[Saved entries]
§

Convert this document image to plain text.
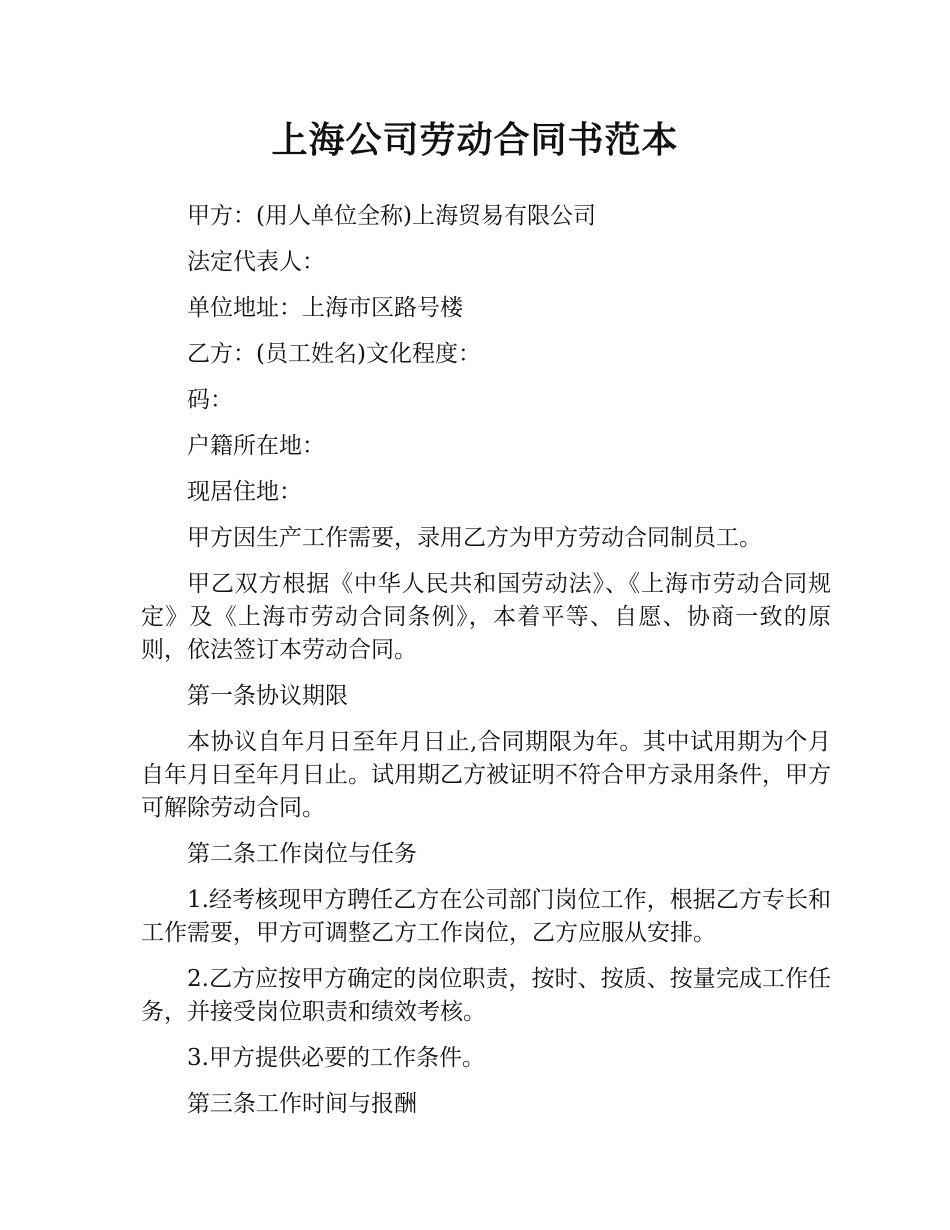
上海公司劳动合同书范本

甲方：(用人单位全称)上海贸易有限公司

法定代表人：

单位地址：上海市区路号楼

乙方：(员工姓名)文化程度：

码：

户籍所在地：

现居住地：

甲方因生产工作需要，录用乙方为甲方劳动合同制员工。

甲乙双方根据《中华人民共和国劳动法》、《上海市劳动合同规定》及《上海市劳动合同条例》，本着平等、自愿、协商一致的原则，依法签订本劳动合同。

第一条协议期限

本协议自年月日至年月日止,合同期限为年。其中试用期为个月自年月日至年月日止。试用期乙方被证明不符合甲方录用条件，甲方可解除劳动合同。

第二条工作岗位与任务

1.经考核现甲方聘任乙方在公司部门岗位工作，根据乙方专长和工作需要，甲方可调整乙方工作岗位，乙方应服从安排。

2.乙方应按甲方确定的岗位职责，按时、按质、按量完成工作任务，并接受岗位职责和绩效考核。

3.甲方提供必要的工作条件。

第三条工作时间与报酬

§

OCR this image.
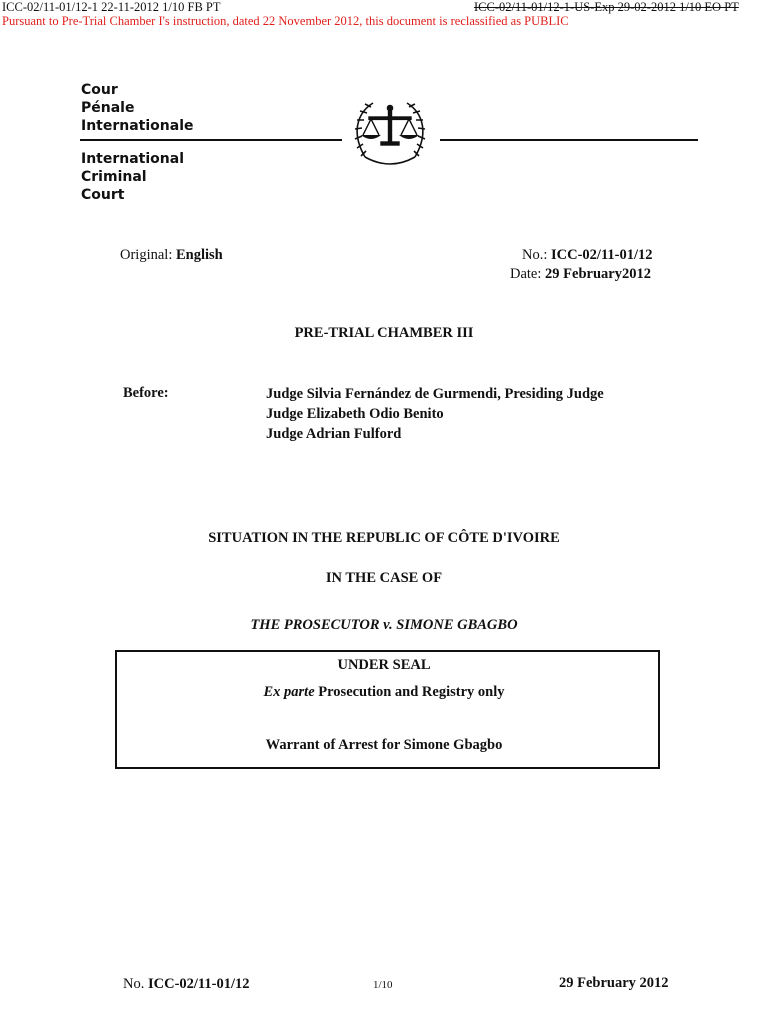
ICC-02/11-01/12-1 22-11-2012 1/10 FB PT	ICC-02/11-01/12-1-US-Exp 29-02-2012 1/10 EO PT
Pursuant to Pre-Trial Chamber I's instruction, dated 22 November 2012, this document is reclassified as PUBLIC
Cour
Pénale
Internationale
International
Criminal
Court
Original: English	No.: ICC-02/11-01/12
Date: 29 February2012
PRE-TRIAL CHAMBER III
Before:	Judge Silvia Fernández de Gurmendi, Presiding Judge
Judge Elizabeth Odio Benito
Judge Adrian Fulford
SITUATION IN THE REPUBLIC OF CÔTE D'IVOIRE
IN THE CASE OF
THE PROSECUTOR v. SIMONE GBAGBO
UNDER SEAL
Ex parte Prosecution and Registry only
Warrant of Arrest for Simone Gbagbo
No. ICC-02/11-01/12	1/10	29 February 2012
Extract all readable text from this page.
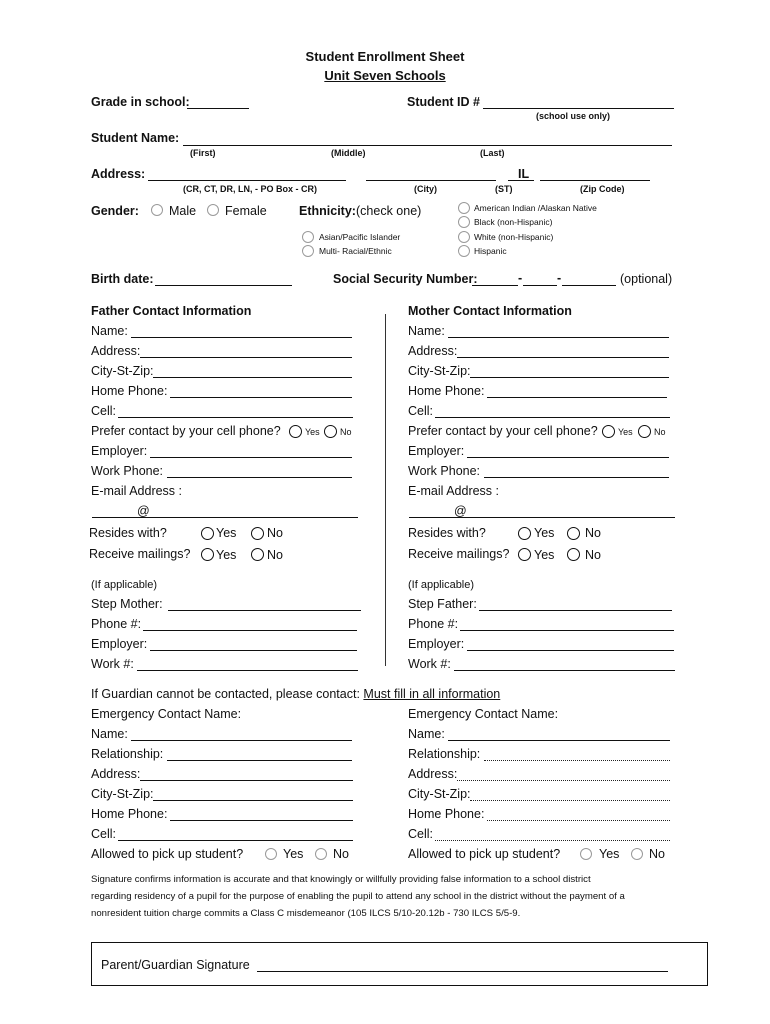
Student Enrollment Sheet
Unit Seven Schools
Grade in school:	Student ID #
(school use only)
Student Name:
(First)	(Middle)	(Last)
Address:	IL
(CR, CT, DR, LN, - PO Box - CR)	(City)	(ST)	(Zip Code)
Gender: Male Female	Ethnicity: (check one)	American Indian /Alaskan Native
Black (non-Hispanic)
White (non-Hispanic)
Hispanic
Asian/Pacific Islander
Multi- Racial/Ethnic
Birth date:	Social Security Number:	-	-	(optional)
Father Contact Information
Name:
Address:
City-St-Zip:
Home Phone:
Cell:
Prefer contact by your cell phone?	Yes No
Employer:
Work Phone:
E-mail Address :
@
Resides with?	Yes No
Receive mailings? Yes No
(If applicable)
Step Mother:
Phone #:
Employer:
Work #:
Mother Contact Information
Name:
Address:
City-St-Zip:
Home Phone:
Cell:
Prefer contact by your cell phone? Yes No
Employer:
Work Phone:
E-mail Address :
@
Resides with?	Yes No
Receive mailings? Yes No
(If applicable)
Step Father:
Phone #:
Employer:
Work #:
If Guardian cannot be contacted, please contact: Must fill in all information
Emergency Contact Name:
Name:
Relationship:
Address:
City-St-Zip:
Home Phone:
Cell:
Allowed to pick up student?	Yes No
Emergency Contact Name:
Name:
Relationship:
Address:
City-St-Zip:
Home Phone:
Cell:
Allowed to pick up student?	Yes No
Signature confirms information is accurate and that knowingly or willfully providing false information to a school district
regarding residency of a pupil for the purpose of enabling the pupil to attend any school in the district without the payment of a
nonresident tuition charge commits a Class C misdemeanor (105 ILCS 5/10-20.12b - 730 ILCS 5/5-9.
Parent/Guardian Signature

§

WHAT IS BEING ASKED
Return each line of the data that contains the string "document".

EXPECTED ANSWER
Convert this document image to plain text.
Pursuant to Pre-Trial Chamber I's instruction, dated 22 November 2012, this document is reclassified as PUBLIC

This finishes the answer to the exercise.